-- start --

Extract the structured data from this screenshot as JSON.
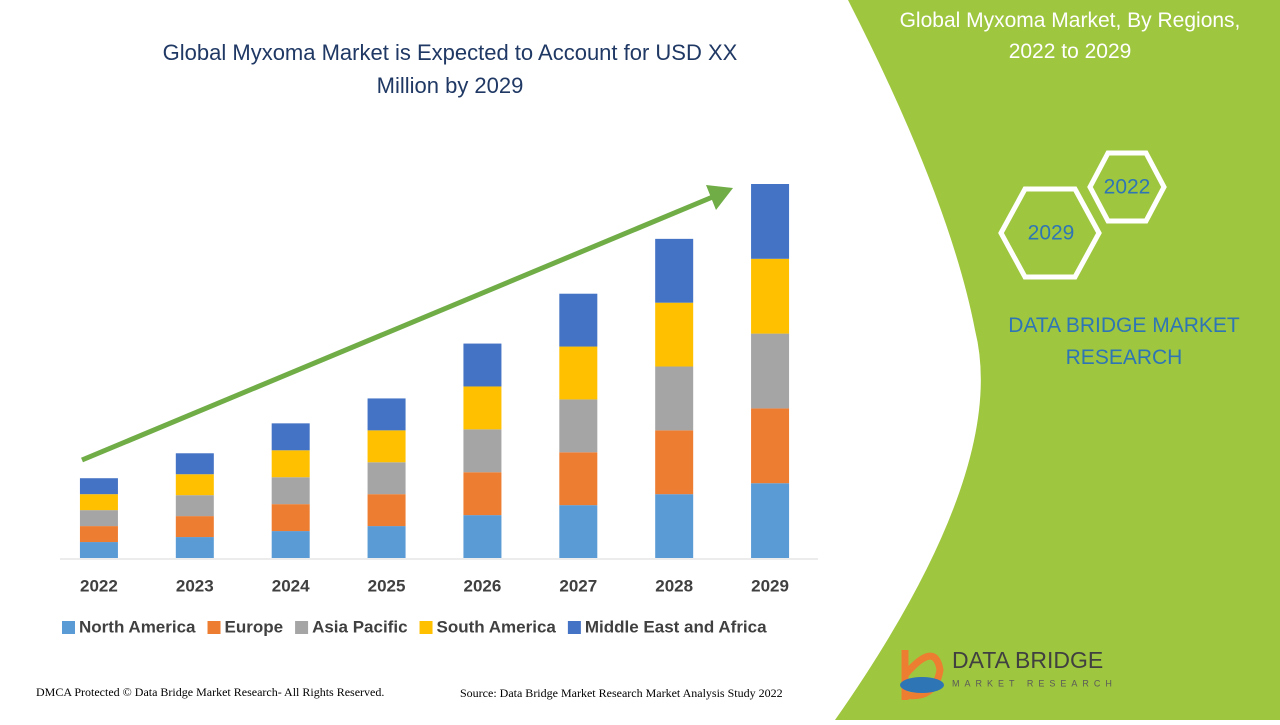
{
  "chart_data": {
    "type": "stacked-bar",
    "title": "Global Myxoma Market is Expected to Account for USD XX Million by 2029",
    "categories": [
      "2022",
      "2023",
      "2024",
      "2025",
      "2026",
      "2027",
      "2028",
      "2029"
    ],
    "series": [
      {
        "name": "North America",
        "color": "#5b9bd5",
        "values": [
          16,
          21,
          27,
          32,
          43,
          53,
          64,
          75
        ]
      },
      {
        "name": "Europe",
        "color": "#ed7d31",
        "values": [
          16,
          21,
          27,
          32,
          43,
          53,
          64,
          75
        ]
      },
      {
        "name": "Asia Pacific",
        "color": "#a5a5a5",
        "values": [
          16,
          21,
          27,
          32,
          43,
          53,
          64,
          75
        ]
      },
      {
        "name": "South America",
        "color": "#ffc000",
        "values": [
          16,
          21,
          27,
          32,
          43,
          53,
          64,
          75
        ]
      },
      {
        "name": "Middle East and Africa",
        "color": "#4472c4",
        "values": [
          16,
          21,
          27,
          32,
          43,
          53,
          64,
          75
        ]
      }
    ],
    "legend": "bottom"
  },
  "panel": {
    "title": "Global Myxoma Market, By Regions, 2022 to 2029",
    "hex_top": "2022",
    "hex_bottom": "2029",
    "brand": "DATA BRIDGE MARKET RESEARCH"
  },
  "logo": {
    "name": "DATA BRIDGE",
    "tagline": "MARKET RESEARCH"
  },
  "footer": {
    "left": "DMCA Protected © Data Bridge Market Research- All Rights Reserved.",
    "right": "Source: Data Bridge Market Research Market Analysis Study 2022"
  }
}
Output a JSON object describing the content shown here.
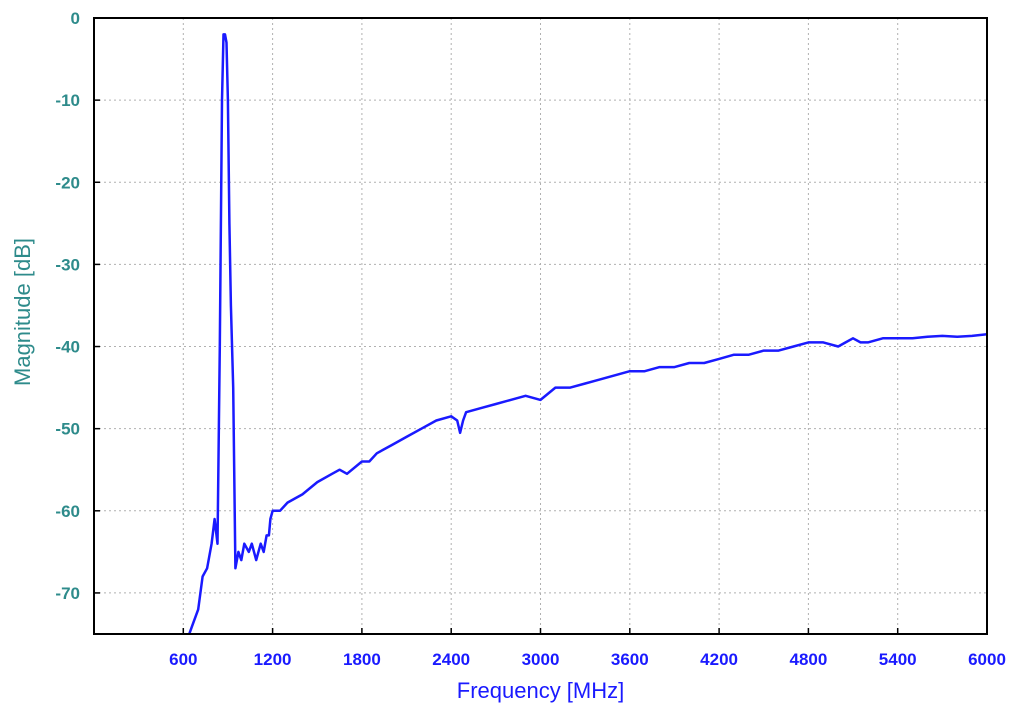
{
  "chart_data": {
    "type": "line",
    "title": "",
    "xlabel": "Frequency [MHz]",
    "ylabel": "Magnitude [dB]",
    "xlim": [
      0,
      6000
    ],
    "ylim": [
      -75,
      0
    ],
    "x_ticks": [
      600,
      1200,
      1800,
      2400,
      3000,
      3600,
      4200,
      4800,
      5400,
      6000
    ],
    "x_tick_labels": [
      "600",
      "1200",
      "1800",
      "2400",
      "3000",
      "3600",
      "4200",
      "4800",
      "5400",
      "6000"
    ],
    "y_ticks": [
      0,
      -10,
      -20,
      -30,
      -40,
      -50,
      -60,
      -70
    ],
    "y_tick_labels": [
      "0",
      "-10",
      "-20",
      "-30",
      "-40",
      "-50",
      "-60",
      "-70"
    ],
    "grid": true,
    "legend": "none",
    "series": [
      {
        "color": "#1a1aff",
        "x": [
          620,
          660,
          700,
          730,
          760,
          790,
          810,
          830,
          845,
          860,
          870,
          880,
          890,
          900,
          910,
          920,
          935,
          950,
          970,
          990,
          1010,
          1040,
          1060,
          1090,
          1120,
          1140,
          1160,
          1175,
          1185,
          1200,
          1250,
          1300,
          1350,
          1400,
          1500,
          1600,
          1650,
          1700,
          1800,
          1850,
          1900,
          2000,
          2100,
          2200,
          2300,
          2400,
          2440,
          2460,
          2480,
          2500,
          2600,
          2700,
          2800,
          2900,
          3000,
          3100,
          3200,
          3300,
          3400,
          3500,
          3600,
          3700,
          3800,
          3900,
          4000,
          4100,
          4200,
          4300,
          4400,
          4500,
          4600,
          4700,
          4800,
          4900,
          5000,
          5050,
          5100,
          5150,
          5200,
          5300,
          5400,
          5500,
          5600,
          5700,
          5800,
          5900,
          6000
        ],
        "y": [
          -76,
          -74,
          -72,
          -68,
          -67,
          -64,
          -61,
          -64,
          -40,
          -10,
          -2,
          -2,
          -3,
          -10,
          -25,
          -35,
          -45,
          -67,
          -65,
          -66,
          -64,
          -65,
          -64,
          -66,
          -64,
          -65,
          -63,
          -63,
          -61,
          -60,
          -60,
          -59,
          -58.5,
          -58,
          -56.5,
          -55.5,
          -55,
          -55.5,
          -54,
          -54,
          -53,
          -52,
          -51,
          -50,
          -49,
          -48.5,
          -49,
          -50.5,
          -49,
          -48,
          -47.5,
          -47,
          -46.5,
          -46,
          -46.5,
          -45,
          -45,
          -44.5,
          -44,
          -43.5,
          -43,
          -43,
          -42.5,
          -42.5,
          -42,
          -42,
          -41.5,
          -41,
          -41,
          -40.5,
          -40.5,
          -40,
          -39.5,
          -39.5,
          -40,
          -39.5,
          -39,
          -39.5,
          -39.5,
          -39,
          -39,
          -39,
          -38.8,
          -38.7,
          -38.8,
          -38.7,
          -38.5
        ]
      }
    ]
  },
  "colors": {
    "tick_label": "#1a1aff",
    "y_tick_label": "#2e8b8b",
    "y_axis_label": "#2e8b8b",
    "x_axis_label": "#1a1aff",
    "grid": "#b0b0b0",
    "axis": "#000000"
  }
}
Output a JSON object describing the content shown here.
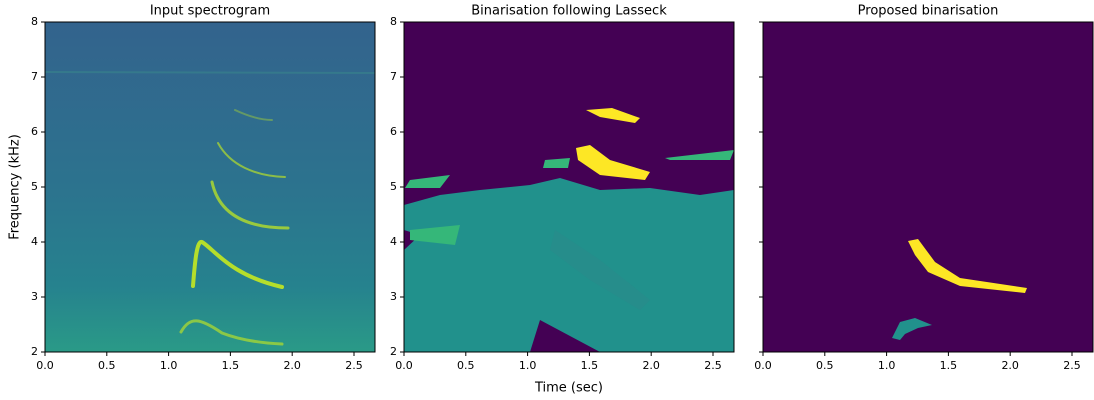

-- end --

What is required. Copy the material shown above in full and exactly. Skip the pictures.

Result for this exercise.
Extract the structured data from this screenshot as JSON.
{
  "chart_data": {
    "type": "stacked-bar",
    "title": "Global Myxoma Market is Expected to Account for USD XX Million by 2029",
    "categories": [
      "2022",
      "2023",
      "2024",
      "2025",
      "2026",
      "2027",
      "2028",
      "2029"
    ],
    "series": [
      {
        "name": "North America",
        "color": "#5b9bd5",
        "values": [
          16,
          21,
          27,
          32,
          43,
          53,
          64,
          75
        ]
      },
      {
        "name": "Europe",
        "color": "#ed7d31",
        "values": [
          16,
          21,
          27,
          32,
          43,
          53,
          64,
          75
        ]
      },
      {
        "name": "Asia Pacific",
        "color": "#a5a5a5",
        "values": [
          16,
          21,
          27,
          32,
          43,
          53,
          64,
          75
        ]
      },
      {
        "name": "South America",
        "color": "#ffc000",
        "values": [
          16,
          21,
          27,
          32,
          43,
          53,
          64,
          75
        ]
      },
      {
        "name": "Middle East and Africa",
        "color": "#4472c4",
        "values": [
          16,
          21,
          27,
          32,
          43,
          53,
          64,
          75
        ]
      }
    ],
    "legend": "bottom"
  },
  "panel": {
    "title": "Global Myxoma Market, By Regions, 2022 to 2029",
    "hex_top": "2022",
    "hex_bottom": "2029",
    "brand": "DATA BRIDGE MARKET RESEARCH"
  },
  "logo": {
    "name": "DATA BRIDGE",
    "tagline": "MARKET RESEARCH"
  },
  "footer": {
    "left": "DMCA Protected © Data Bridge Market Research- All Rights Reserved.",
    "right": "Source: Data Bridge Market Research Market Analysis Study 2022"
  }
}
Output a JSON object describing the content shown here.
{
  "chart_data": {
    "type": "line",
    "title": "",
    "xlabel": "Frequency [MHz]",
    "ylabel": "Magnitude [dB]",
    "xlim": [
      0,
      6000
    ],
    "ylim": [
      -75,
      0
    ],
    "x_ticks": [
      600,
      1200,
      1800,
      2400,
      3000,
      3600,
      4200,
      4800,
      5400,
      6000
    ],
    "x_tick_labels": [
      "600",
      "1200",
      "1800",
      "2400",
      "3000",
      "3600",
      "4200",
      "4800",
      "5400",
      "6000"
    ],
    "y_ticks": [
      0,
      -10,
      -20,
      -30,
      -40,
      -50,
      -60,
      -70
    ],
    "y_tick_labels": [
      "0",
      "-10",
      "-20",
      "-30",
      "-40",
      "-50",
      "-60",
      "-70"
    ],
    "grid": true,
    "legend": "none",
    "series": [
      {
        "color": "#1a1aff",
        "x": [
          620,
          660,
          700,
          730,
          760,
          790,
          810,
          830,
          845,
          860,
          870,
          880,
          890,
          900,
          910,
          920,
          935,
          950,
          970,
          990,
          1010,
          1040,
          1060,
          1090,
          1120,
          1140,
          1160,
          1175,
          1185,
          1200,
          1250,
          1300,
          1350,
          1400,
          1500,
          1600,
          1650,
          1700,
          1800,
          1850,
          1900,
          2000,
          2100,
          2200,
          2300,
          2400,
          2440,
          2460,
          2480,
          2500,
          2600,
          2700,
          2800,
          2900,
          3000,
          3100,
          3200,
          3300,
          3400,
          3500,
          3600,
          3700,
          3800,
          3900,
          4000,
          4100,
          4200,
          4300,
          4400,
          4500,
          4600,
          4700,
          4800,
          4900,
          5000,
          5050,
          5100,
          5150,
          5200,
          5300,
          5400,
          5500,
          5600,
          5700,
          5800,
          5900,
          6000
        ],
        "y": [
          -76,
          -74,
          -72,
          -68,
          -67,
          -64,
          -61,
          -64,
          -40,
          -10,
          -2,
          -2,
          -3,
          -10,
          -25,
          -35,
          -45,
          -67,
          -65,
          -66,
          -64,
          -65,
          -64,
          -66,
          -64,
          -65,
          -63,
          -63,
          -61,
          -60,
          -60,
          -59,
          -58.5,
          -58,
          -56.5,
          -55.5,
          -55,
          -55.5,
          -54,
          -54,
          -53,
          -52,
          -51,
          -50,
          -49,
          -48.5,
          -49,
          -50.5,
          -49,
          -48,
          -47.5,
          -47,
          -46.5,
          -46,
          -46.5,
          -45,
          -45,
          -44.5,
          -44,
          -43.5,
          -43,
          -43,
          -42.5,
          -42.5,
          -42,
          -42,
          -41.5,
          -41,
          -41,
          -40.5,
          -40.5,
          -40,
          -39.5,
          -39.5,
          -40,
          -39.5,
          -39,
          -39.5,
          -39.5,
          -39,
          -39,
          -39,
          -38.8,
          -38.7,
          -38.8,
          -38.7,
          -38.5
        ]
      }
    ]
  },
  "colors": {
    "tick_label": "#1a1aff",
    "y_tick_label": "#2e8b8b",
    "y_axis_label": "#2e8b8b",
    "x_axis_label": "#1a1aff",
    "grid": "#b0b0b0",
    "axis": "#000000"
  }
}
Output a JSON object describing the content shown here.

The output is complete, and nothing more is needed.